→ **Stated task**
From the entries below, please gather each line containing the string "DICYT".

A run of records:
....

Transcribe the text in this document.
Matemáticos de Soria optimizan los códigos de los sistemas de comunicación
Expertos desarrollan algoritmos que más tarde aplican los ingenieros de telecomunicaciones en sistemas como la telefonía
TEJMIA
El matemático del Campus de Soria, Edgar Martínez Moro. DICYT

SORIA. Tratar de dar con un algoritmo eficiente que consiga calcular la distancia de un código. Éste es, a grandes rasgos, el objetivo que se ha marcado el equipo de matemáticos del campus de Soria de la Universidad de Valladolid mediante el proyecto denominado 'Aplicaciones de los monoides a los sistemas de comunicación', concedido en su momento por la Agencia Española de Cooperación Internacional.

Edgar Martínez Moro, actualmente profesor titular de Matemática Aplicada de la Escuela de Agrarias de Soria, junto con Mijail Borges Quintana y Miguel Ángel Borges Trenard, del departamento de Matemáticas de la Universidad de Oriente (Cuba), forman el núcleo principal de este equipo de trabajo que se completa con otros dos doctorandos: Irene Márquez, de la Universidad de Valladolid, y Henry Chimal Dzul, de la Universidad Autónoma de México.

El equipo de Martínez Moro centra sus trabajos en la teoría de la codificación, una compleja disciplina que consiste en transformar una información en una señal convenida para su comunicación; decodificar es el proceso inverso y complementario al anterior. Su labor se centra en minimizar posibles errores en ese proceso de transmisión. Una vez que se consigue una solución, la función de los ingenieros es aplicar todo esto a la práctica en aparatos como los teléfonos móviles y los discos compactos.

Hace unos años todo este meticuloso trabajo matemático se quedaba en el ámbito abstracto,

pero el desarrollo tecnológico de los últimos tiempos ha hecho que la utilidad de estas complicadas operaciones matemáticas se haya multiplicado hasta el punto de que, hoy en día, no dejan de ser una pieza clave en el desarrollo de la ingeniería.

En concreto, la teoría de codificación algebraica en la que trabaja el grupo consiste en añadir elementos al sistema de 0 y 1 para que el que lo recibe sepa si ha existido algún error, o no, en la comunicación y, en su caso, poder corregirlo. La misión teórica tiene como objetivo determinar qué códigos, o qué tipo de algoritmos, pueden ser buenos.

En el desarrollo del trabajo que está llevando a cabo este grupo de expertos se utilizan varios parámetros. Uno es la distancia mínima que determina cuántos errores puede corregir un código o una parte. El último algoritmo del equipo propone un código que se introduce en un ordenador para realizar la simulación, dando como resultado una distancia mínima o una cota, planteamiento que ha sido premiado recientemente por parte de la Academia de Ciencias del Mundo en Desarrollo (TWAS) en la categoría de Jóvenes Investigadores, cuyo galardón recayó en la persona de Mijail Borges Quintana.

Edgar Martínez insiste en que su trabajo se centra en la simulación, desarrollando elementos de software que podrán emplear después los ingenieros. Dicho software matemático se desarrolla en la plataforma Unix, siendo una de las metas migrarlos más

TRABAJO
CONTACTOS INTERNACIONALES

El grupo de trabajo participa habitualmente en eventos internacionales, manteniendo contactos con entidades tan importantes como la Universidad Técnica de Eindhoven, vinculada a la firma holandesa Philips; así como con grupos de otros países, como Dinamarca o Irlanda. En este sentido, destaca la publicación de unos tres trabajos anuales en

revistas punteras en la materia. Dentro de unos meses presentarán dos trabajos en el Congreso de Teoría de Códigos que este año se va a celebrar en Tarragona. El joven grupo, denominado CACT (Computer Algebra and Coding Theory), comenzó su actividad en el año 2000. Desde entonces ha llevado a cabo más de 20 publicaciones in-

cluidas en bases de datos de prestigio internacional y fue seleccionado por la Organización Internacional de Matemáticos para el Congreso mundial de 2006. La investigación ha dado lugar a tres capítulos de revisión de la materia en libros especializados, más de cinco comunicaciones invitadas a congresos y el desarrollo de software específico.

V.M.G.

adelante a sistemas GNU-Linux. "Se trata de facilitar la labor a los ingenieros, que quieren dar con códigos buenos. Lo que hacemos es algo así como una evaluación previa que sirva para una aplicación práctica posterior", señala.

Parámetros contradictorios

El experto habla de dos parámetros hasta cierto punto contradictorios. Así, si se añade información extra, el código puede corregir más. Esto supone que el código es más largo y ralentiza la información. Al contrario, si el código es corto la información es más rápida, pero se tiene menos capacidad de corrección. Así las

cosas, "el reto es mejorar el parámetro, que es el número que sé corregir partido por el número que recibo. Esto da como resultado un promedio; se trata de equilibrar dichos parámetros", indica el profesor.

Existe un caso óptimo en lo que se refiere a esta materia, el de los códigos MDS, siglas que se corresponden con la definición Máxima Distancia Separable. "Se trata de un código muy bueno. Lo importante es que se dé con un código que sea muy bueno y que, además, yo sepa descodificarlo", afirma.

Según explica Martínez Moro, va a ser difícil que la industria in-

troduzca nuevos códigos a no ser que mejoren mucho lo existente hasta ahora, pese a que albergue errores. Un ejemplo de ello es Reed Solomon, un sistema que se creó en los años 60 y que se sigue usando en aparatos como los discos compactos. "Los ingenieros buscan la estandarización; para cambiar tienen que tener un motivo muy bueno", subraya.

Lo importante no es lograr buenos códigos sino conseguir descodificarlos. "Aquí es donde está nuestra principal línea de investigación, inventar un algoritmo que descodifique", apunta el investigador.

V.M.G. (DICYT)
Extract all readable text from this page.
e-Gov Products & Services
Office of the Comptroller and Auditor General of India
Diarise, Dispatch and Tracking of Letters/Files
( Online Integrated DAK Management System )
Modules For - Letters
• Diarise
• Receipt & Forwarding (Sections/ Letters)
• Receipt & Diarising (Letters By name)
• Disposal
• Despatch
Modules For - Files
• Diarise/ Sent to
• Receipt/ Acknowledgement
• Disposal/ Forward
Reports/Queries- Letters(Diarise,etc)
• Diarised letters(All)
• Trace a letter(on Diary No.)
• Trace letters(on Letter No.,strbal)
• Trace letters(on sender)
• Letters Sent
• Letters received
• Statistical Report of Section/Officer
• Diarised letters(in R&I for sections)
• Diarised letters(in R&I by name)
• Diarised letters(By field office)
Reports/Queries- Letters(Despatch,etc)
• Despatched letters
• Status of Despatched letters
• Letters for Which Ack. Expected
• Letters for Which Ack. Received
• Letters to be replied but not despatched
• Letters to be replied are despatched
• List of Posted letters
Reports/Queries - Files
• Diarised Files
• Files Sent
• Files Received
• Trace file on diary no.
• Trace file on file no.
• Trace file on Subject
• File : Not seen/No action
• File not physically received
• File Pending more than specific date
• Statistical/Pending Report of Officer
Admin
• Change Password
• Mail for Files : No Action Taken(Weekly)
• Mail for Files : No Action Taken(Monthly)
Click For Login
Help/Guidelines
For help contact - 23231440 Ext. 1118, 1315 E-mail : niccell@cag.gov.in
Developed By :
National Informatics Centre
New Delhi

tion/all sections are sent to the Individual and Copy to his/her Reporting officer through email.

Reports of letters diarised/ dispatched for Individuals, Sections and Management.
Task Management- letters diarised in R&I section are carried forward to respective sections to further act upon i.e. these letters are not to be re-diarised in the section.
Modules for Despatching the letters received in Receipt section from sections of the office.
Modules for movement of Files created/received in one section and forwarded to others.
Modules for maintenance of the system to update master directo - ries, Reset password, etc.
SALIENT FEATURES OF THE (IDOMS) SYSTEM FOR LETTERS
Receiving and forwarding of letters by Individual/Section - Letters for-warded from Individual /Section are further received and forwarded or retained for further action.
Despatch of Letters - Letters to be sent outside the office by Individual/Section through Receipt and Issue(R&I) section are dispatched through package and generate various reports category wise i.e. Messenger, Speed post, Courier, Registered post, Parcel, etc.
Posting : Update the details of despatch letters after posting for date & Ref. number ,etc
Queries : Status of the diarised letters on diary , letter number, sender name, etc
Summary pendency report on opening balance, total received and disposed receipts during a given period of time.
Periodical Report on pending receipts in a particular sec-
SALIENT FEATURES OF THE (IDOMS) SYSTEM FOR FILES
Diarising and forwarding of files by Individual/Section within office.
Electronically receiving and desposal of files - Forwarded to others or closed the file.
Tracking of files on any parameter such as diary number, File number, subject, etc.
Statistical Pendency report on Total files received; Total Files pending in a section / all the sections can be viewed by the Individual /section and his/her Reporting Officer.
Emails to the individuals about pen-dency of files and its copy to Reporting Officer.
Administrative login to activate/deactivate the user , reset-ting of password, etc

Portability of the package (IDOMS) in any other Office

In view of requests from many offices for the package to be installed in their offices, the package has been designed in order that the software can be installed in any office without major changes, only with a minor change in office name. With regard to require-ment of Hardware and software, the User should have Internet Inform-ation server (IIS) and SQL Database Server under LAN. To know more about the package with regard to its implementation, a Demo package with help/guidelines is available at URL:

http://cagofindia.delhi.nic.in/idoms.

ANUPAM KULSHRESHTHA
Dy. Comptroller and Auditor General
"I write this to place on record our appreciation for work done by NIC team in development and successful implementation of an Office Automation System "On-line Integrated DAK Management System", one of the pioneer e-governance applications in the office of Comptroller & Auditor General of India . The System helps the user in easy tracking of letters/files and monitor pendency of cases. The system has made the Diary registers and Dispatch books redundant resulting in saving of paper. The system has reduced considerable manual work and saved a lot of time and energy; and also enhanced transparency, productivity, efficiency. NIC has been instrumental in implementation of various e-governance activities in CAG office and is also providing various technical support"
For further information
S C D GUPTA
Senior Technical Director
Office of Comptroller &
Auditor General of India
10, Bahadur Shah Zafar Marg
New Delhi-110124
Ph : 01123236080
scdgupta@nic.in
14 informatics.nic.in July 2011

....

→ **Result of this exercise**
El matemático del Campus de Soria, Edgar Martínez Moro. DICYT
V.M.G. (DICYT)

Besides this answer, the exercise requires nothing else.